Stated exercise A =>
List every document whose description the first sentence of the filing text below says is qualified by reference to its terms.
+-------+
The descriptions contained herein of the Financing Agreement, the Stock Pledge, the Mortgage, the Subordinated Notes, the Security Agreement and the Second Mortgage are qualified in their entirety by reference to the terms of such documents, each of which is attached hereto as an exhibit and incorporated herein by this reference.
(b) Amendment No. 1 to Amended and Restated Rights Agreement
The information set forth in Item 3.03 related to the Amendment is incorporated herein by reference.
Item 1.02. | Termination of a Material Definitive Agreement. |
The information set forth in Item 1.01 related to the Former Credit Agreement and the Former Sub Debt Agreement is incorporated herein by reference.
Item 2.03. | Creation of a Direct Financial Obligation or an Obligation under an Off-Balance Sheet Arrangement of a Registrant. |
The information set forth in Item 1.01 related to the Financing Agreement and the Subordinated Notes is incorporated herein by reference.
+-------+
Stated exercise B =>
Reproduce the records below word for word, leaving out the picture.

Records of where elements appear:
+-------+
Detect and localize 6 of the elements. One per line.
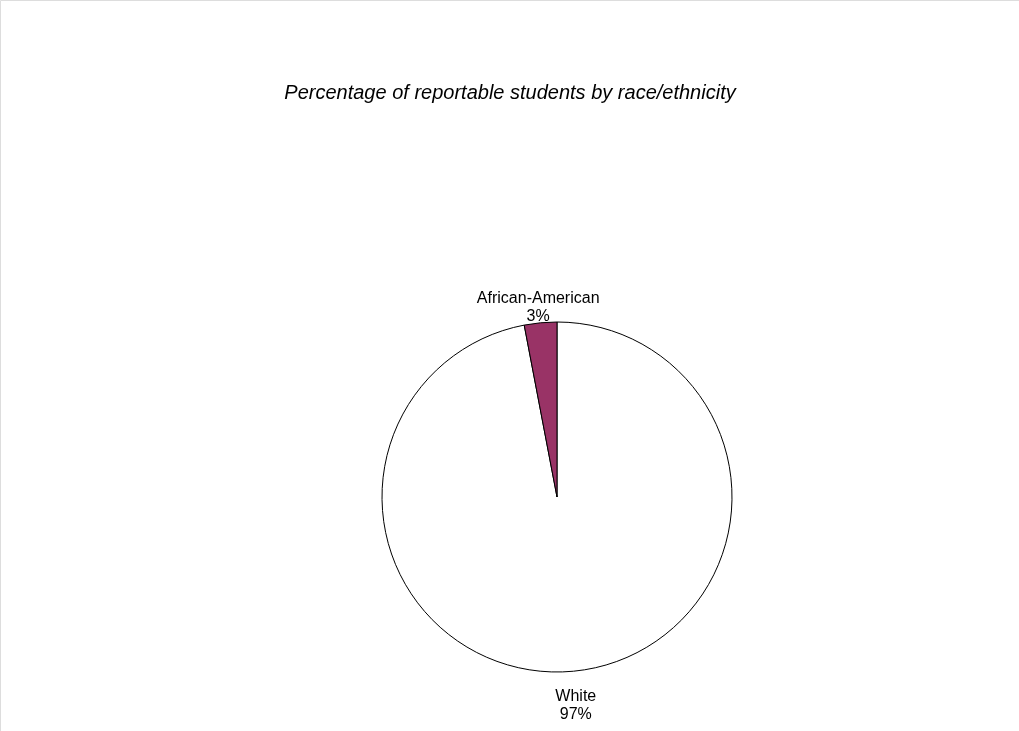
- data-label: 3%: [526, 306, 550, 324]
- data-label: 97%: [559, 705, 592, 723]
- pie-slice: [381, 321, 733, 673]
- chart-title: Percentage of reportable students by race/ethnicity: [284, 81, 737, 103]
- slice-label: African-American: [476, 288, 600, 306]
- slice-label: White: [555, 687, 597, 705]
+-------+
Response A =>
- Financing Agreement
- Stock Pledge
- Mortgage
- Subordinated Notes
- Security Agreement
- Second Mortgage

Response B =>
Detect and localize 6 of the elements. One per line.
- data-label: 3%: [526, 306, 550, 324]
- data-label: 97%: [559, 705, 592, 723]
- pie-slice: [381, 321, 733, 673]
- chart-title: Percentage of reportable students by race/ethnicity: [284, 81, 737, 103]
- slice-label: African-American: [476, 288, 600, 306]
- slice-label: White: [555, 687, 597, 705]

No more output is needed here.